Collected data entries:
• • •

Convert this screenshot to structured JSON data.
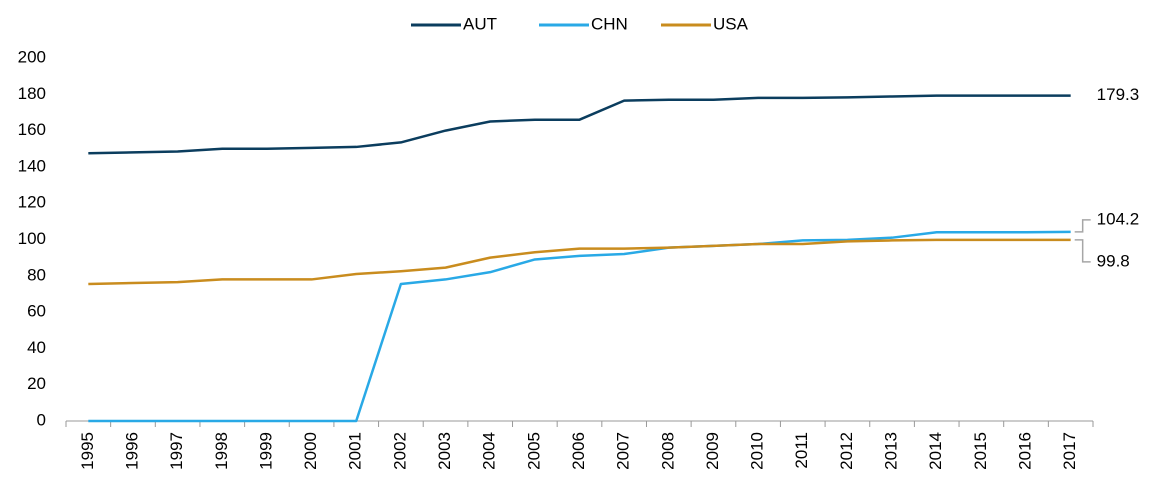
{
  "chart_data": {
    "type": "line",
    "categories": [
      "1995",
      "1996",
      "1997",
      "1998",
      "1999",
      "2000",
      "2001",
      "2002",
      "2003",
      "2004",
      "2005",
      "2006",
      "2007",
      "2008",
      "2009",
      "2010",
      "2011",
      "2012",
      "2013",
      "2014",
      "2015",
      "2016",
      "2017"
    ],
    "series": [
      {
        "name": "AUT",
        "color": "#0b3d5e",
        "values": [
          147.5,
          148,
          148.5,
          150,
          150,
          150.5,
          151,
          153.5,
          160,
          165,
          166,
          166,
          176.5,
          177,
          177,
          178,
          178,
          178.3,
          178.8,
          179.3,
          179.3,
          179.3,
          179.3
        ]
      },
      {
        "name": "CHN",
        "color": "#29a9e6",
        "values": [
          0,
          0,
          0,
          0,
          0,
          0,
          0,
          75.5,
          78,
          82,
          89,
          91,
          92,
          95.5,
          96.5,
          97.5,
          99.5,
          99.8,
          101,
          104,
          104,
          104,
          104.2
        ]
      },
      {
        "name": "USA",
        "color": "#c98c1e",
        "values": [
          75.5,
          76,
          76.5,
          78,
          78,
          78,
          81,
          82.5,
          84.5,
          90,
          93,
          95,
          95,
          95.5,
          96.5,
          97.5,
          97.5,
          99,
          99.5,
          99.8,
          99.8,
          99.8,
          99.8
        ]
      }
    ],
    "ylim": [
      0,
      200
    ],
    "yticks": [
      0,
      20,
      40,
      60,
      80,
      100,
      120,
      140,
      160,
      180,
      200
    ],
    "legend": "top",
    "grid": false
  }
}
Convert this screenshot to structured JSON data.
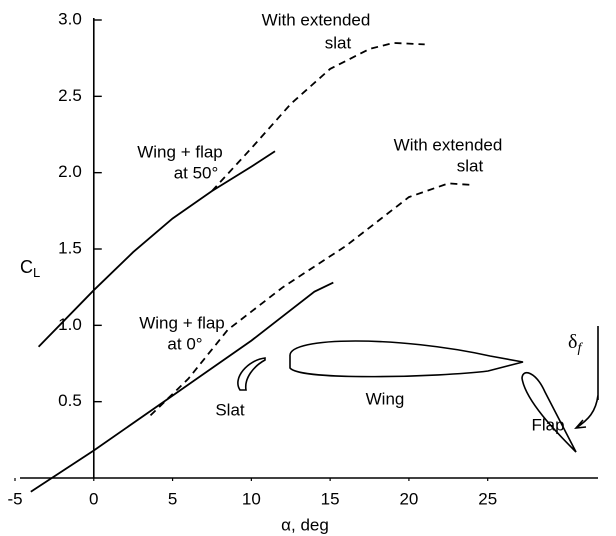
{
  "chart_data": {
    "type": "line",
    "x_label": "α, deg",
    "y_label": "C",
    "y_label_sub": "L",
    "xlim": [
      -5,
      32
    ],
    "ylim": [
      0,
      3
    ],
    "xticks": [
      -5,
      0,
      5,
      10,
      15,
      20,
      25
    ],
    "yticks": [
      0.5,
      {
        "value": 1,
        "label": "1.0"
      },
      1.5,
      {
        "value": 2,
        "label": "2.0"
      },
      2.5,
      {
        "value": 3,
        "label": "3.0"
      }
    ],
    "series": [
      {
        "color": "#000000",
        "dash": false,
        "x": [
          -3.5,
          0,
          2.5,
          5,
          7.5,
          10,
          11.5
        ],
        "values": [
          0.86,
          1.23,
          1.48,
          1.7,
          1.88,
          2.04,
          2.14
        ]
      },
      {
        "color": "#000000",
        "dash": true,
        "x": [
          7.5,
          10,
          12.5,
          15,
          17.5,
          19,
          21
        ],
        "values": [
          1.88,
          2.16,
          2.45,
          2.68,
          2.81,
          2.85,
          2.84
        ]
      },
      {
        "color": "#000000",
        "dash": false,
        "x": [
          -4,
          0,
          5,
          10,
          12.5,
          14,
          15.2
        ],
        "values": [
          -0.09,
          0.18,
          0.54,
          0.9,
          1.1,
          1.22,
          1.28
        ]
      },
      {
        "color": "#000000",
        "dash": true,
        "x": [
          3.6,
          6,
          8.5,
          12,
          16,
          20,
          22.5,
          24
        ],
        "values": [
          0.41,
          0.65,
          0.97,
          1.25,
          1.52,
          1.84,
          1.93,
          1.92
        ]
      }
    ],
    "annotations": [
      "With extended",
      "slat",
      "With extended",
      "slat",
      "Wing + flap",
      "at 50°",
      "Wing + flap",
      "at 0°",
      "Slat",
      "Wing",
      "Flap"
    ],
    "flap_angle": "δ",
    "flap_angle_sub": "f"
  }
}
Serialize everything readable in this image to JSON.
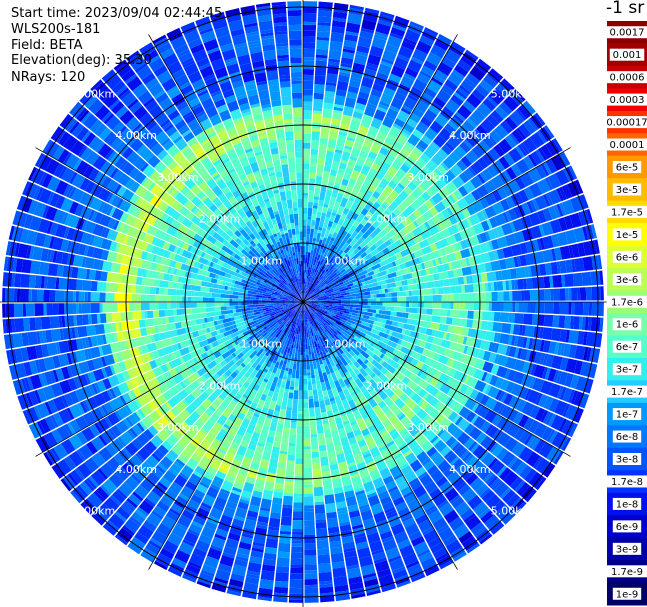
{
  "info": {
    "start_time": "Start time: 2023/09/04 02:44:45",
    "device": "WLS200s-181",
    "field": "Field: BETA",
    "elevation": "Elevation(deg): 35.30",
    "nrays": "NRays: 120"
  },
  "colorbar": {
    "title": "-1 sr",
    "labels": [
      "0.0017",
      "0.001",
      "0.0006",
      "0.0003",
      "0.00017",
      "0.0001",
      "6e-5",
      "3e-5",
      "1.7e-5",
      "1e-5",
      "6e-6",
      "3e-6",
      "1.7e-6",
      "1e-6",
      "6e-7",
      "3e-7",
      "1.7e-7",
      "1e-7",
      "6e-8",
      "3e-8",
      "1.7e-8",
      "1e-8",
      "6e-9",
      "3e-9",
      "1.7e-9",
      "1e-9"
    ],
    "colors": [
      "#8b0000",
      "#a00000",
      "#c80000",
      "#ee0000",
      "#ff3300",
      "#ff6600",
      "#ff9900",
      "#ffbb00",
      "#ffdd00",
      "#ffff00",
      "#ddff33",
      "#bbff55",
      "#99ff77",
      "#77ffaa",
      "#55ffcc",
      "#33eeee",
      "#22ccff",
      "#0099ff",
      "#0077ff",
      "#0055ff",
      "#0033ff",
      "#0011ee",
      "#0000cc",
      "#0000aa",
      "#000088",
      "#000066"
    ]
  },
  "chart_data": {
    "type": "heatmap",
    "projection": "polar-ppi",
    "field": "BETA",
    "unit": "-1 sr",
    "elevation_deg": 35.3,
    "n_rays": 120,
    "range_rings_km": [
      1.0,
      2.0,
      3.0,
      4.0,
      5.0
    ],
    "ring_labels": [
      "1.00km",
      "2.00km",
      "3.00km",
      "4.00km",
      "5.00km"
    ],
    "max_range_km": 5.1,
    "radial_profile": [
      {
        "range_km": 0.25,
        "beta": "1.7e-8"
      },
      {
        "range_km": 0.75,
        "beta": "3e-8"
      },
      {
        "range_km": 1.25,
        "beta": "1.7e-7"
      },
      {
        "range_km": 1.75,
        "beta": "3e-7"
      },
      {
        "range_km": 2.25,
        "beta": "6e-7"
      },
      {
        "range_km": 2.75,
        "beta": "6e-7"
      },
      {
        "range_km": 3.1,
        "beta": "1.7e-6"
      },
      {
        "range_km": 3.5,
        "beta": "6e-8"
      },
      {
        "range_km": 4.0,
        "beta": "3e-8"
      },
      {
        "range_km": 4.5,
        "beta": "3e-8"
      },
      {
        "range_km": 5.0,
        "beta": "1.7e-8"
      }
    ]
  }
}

• • •

Exercise directions: All the material shown above is to be copied exactly, with no pictures carried over.

Solution to the exercise:
Convert this screenshot to structured JSON data.
{
  "chart_data": {
    "type": "line",
    "categories": [
      "1995",
      "1996",
      "1997",
      "1998",
      "1999",
      "2000",
      "2001",
      "2002",
      "2003",
      "2004",
      "2005",
      "2006",
      "2007",
      "2008",
      "2009",
      "2010",
      "2011",
      "2012",
      "2013",
      "2014",
      "2015",
      "2016",
      "2017"
    ],
    "series": [
      {
        "name": "AUT",
        "color": "#0b3d5e",
        "values": [
          147.5,
          148,
          148.5,
          150,
          150,
          150.5,
          151,
          153.5,
          160,
          165,
          166,
          166,
          176.5,
          177,
          177,
          178,
          178,
          178.3,
          178.8,
          179.3,
          179.3,
          179.3,
          179.3
        ]
      },
      {
        "name": "CHN",
        "color": "#29a9e6",
        "values": [
          0,
          0,
          0,
          0,
          0,
          0,
          0,
          75.5,
          78,
          82,
          89,
          91,
          92,
          95.5,
          96.5,
          97.5,
          99.5,
          99.8,
          101,
          104,
          104,
          104,
          104.2
        ]
      },
      {
        "name": "USA",
        "color": "#c98c1e",
        "values": [
          75.5,
          76,
          76.5,
          78,
          78,
          78,
          81,
          82.5,
          84.5,
          90,
          93,
          95,
          95,
          95.5,
          96.5,
          97.5,
          97.5,
          99,
          99.5,
          99.8,
          99.8,
          99.8,
          99.8
        ]
      }
    ],
    "ylim": [
      0,
      200
    ],
    "yticks": [
      0,
      20,
      40,
      60,
      80,
      100,
      120,
      140,
      160,
      180,
      200
    ],
    "legend": "top",
    "grid": false
  }
}
Convert this screenshot to structured JSON data.
{
  "chart_data": {
    "type": "line",
    "x_label": "α, deg",
    "y_label": "C",
    "y_label_sub": "L",
    "xlim": [
      -5,
      32
    ],
    "ylim": [
      0,
      3
    ],
    "xticks": [
      -5,
      0,
      5,
      10,
      15,
      20,
      25
    ],
    "yticks": [
      0.5,
      {
        "value": 1,
        "label": "1.0"
      },
      1.5,
      {
        "value": 2,
        "label": "2.0"
      },
      2.5,
      {
        "value": 3,
        "label": "3.0"
      }
    ],
    "series": [
      {
        "color": "#000000",
        "dash": false,
        "x": [
          -3.5,
          0,
          2.5,
          5,
          7.5,
          10,
          11.5
        ],
        "values": [
          0.86,
          1.23,
          1.48,
          1.7,
          1.88,
          2.04,
          2.14
        ]
      },
      {
        "color": "#000000",
        "dash": true,
        "x": [
          7.5,
          10,
          12.5,
          15,
          17.5,
          19,
          21
        ],
        "values": [
          1.88,
          2.16,
          2.45,
          2.68,
          2.81,
          2.85,
          2.84
        ]
      },
      {
        "color": "#000000",
        "dash": false,
        "x": [
          -4,
          0,
          5,
          10,
          12.5,
          14,
          15.2
        ],
        "values": [
          -0.09,
          0.18,
          0.54,
          0.9,
          1.1,
          1.22,
          1.28
        ]
      },
      {
        "color": "#000000",
        "dash": true,
        "x": [
          3.6,
          6,
          8.5,
          12,
          16,
          20,
          22.5,
          24
        ],
        "values": [
          0.41,
          0.65,
          0.97,
          1.25,
          1.52,
          1.84,
          1.93,
          1.92
        ]
      }
    ],
    "annotations": [
      "With extended",
      "slat",
      "With extended",
      "slat",
      "Wing + flap",
      "at 50°",
      "Wing + flap",
      "at 0°",
      "Slat",
      "Wing",
      "Flap"
    ],
    "flap_angle": "δ",
    "flap_angle_sub": "f"
  }
}
Serialize everything readable in this image to JSON.
{
  "info": {
    "start_time": "Start time: 2023/09/04 02:44:45",
    "device": "WLS200s-181",
    "field": "Field: BETA",
    "elevation": "Elevation(deg): 35.30",
    "nrays": "NRays: 120"
  },
  "colorbar": {
    "title": "-1 sr",
    "labels": [
      "0.0017",
      "0.001",
      "0.0006",
      "0.0003",
      "0.00017",
      "0.0001",
      "6e-5",
      "3e-5",
      "1.7e-5",
      "1e-5",
      "6e-6",
      "3e-6",
      "1.7e-6",
      "1e-6",
      "6e-7",
      "3e-7",
      "1.7e-7",
      "1e-7",
      "6e-8",
      "3e-8",
      "1.7e-8",
      "1e-8",
      "6e-9",
      "3e-9",
      "1.7e-9",
      "1e-9"
    ],
    "colors": [
      "#8b0000",
      "#a00000",
      "#c80000",
      "#ee0000",
      "#ff3300",
      "#ff6600",
      "#ff9900",
      "#ffbb00",
      "#ffdd00",
      "#ffff00",
      "#ddff33",
      "#bbff55",
      "#99ff77",
      "#77ffaa",
      "#55ffcc",
      "#33eeee",
      "#22ccff",
      "#0099ff",
      "#0077ff",
      "#0055ff",
      "#0033ff",
      "#0011ee",
      "#0000cc",
      "#0000aa",
      "#000088",
      "#000066"
    ]
  },
  "chart_data": {
    "type": "heatmap",
    "projection": "polar-ppi",
    "field": "BETA",
    "unit": "-1 sr",
    "elevation_deg": 35.3,
    "n_rays": 120,
    "range_rings_km": [
      1.0,
      2.0,
      3.0,
      4.0,
      5.0
    ],
    "ring_labels": [
      "1.00km",
      "2.00km",
      "3.00km",
      "4.00km",
      "5.00km"
    ],
    "max_range_km": 5.1,
    "radial_profile": [
      {
        "range_km": 0.25,
        "beta": "1.7e-8"
      },
      {
        "range_km": 0.75,
        "beta": "3e-8"
      },
      {
        "range_km": 1.25,
        "beta": "1.7e-7"
      },
      {
        "range_km": 1.75,
        "beta": "3e-7"
      },
      {
        "range_km": 2.25,
        "beta": "6e-7"
      },
      {
        "range_km": 2.75,
        "beta": "6e-7"
      },
      {
        "range_km": 3.1,
        "beta": "1.7e-6"
      },
      {
        "range_km": 3.5,
        "beta": "6e-8"
      },
      {
        "range_km": 4.0,
        "beta": "3e-8"
      },
      {
        "range_km": 4.5,
        "beta": "3e-8"
      },
      {
        "range_km": 5.0,
        "beta": "1.7e-8"
      }
    ]
  }
}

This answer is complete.